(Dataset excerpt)

----

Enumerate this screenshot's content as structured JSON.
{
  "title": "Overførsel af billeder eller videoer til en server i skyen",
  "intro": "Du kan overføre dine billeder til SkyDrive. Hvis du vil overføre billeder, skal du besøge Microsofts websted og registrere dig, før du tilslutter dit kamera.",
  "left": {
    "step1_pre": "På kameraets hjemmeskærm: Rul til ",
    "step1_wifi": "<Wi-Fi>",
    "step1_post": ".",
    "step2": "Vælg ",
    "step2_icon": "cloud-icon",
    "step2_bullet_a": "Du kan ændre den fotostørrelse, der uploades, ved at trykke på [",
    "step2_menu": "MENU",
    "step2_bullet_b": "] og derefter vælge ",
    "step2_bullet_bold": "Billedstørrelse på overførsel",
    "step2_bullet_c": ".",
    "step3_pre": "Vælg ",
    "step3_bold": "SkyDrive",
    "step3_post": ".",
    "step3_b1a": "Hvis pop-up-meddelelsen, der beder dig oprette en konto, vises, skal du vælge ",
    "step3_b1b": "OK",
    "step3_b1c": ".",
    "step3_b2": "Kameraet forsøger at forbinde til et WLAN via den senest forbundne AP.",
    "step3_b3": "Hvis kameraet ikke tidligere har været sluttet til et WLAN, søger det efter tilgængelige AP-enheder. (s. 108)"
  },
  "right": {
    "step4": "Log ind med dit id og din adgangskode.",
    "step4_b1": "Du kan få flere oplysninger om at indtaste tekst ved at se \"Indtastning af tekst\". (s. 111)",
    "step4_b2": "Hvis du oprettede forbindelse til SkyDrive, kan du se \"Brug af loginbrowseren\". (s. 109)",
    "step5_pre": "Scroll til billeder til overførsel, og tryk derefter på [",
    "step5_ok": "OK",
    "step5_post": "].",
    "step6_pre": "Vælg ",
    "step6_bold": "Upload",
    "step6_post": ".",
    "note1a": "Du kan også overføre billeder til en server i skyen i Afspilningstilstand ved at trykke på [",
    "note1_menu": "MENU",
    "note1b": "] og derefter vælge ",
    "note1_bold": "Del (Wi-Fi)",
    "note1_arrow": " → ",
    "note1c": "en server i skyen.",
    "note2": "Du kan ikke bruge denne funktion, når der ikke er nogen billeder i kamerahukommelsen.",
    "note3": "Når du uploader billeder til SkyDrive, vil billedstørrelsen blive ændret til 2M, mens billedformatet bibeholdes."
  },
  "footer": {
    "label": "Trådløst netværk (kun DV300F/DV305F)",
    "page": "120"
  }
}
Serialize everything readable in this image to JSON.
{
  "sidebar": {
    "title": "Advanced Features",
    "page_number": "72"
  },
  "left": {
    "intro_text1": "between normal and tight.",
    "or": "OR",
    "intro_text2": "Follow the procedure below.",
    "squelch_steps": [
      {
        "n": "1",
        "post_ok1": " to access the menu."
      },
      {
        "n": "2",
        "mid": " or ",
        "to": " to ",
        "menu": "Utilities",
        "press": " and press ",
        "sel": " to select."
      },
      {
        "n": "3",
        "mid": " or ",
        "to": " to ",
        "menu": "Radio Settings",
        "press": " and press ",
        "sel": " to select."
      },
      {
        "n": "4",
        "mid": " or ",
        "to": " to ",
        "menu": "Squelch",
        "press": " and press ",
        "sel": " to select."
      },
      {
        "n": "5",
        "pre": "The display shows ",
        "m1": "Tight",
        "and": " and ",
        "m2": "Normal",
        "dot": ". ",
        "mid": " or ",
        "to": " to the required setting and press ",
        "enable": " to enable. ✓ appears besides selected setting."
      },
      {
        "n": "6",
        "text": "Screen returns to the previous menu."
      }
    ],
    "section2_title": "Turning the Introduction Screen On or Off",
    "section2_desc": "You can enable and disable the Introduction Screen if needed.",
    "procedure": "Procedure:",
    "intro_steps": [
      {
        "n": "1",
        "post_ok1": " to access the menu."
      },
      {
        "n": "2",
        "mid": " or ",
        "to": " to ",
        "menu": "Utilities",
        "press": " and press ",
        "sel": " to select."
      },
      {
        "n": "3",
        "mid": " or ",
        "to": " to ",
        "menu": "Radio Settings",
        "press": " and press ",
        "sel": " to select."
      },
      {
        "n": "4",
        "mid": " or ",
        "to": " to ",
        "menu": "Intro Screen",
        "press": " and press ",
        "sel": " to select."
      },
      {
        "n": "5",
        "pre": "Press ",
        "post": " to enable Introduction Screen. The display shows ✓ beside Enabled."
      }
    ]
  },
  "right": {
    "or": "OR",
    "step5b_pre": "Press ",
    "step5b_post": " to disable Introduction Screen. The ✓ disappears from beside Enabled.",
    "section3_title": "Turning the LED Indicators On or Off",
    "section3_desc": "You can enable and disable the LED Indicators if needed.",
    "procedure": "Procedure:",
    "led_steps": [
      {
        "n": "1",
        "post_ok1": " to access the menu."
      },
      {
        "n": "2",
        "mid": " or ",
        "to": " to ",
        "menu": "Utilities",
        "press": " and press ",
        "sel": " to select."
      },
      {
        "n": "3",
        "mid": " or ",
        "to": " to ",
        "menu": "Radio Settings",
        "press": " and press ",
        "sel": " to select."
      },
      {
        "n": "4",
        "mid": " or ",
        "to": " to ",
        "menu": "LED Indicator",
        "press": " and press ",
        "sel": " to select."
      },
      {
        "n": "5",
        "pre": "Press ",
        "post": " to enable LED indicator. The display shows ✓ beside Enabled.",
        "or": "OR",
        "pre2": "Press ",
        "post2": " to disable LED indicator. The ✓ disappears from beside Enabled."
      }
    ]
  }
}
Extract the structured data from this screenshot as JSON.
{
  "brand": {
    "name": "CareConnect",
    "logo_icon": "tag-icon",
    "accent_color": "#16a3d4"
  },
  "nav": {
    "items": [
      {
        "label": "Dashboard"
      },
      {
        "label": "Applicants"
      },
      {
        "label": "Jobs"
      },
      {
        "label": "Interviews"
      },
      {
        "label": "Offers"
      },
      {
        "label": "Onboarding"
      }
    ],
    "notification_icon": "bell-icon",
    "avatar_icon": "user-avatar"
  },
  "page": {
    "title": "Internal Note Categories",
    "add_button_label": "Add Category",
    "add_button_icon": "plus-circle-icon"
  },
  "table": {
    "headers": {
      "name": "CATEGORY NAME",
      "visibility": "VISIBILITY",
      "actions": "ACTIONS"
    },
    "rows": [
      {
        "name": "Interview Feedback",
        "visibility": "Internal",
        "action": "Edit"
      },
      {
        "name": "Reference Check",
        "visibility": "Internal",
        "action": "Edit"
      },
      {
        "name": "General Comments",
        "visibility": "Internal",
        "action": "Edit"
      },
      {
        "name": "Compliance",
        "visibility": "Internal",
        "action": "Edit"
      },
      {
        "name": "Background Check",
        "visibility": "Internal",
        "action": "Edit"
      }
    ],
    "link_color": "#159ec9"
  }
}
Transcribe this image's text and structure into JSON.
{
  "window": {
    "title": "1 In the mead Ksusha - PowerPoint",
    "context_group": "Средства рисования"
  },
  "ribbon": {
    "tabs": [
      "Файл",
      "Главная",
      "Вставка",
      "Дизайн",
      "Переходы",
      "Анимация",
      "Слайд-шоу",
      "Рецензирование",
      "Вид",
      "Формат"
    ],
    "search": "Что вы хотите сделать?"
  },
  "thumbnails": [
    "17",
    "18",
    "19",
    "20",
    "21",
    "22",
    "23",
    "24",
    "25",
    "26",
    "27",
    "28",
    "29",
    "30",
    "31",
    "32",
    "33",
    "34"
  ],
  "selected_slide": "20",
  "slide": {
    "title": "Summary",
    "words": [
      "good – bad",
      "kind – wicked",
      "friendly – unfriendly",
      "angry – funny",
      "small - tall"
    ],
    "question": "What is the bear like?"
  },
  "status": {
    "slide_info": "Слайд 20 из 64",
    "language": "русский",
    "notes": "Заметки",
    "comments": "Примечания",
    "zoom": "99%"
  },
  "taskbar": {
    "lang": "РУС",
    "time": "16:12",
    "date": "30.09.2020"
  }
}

----

### Prompt
Copy every line in the entries above that has the string "Hvis" in it.

### Solution to the exercise
  "intro": "Du kan overføre dine billeder til SkyDrive. Hvis du vil overføre billeder, skal du besøge Microsofts websted og registrere dig, før du tilslutter dit kamera.",
    "step3_b1a": "Hvis pop-up-meddelelsen, der beder dig oprette en konto, vises, skal du vælge ",
    "step3_b3": "Hvis kameraet ikke tidligere har været sluttet til et WLAN, søger det efter tilgængelige AP-enheder. (s. 108)"
    "step4_b2": "Hvis du oprettede forbindelse til SkyDrive, kan du se \"Brug af loginbrowseren\". (s. 109)",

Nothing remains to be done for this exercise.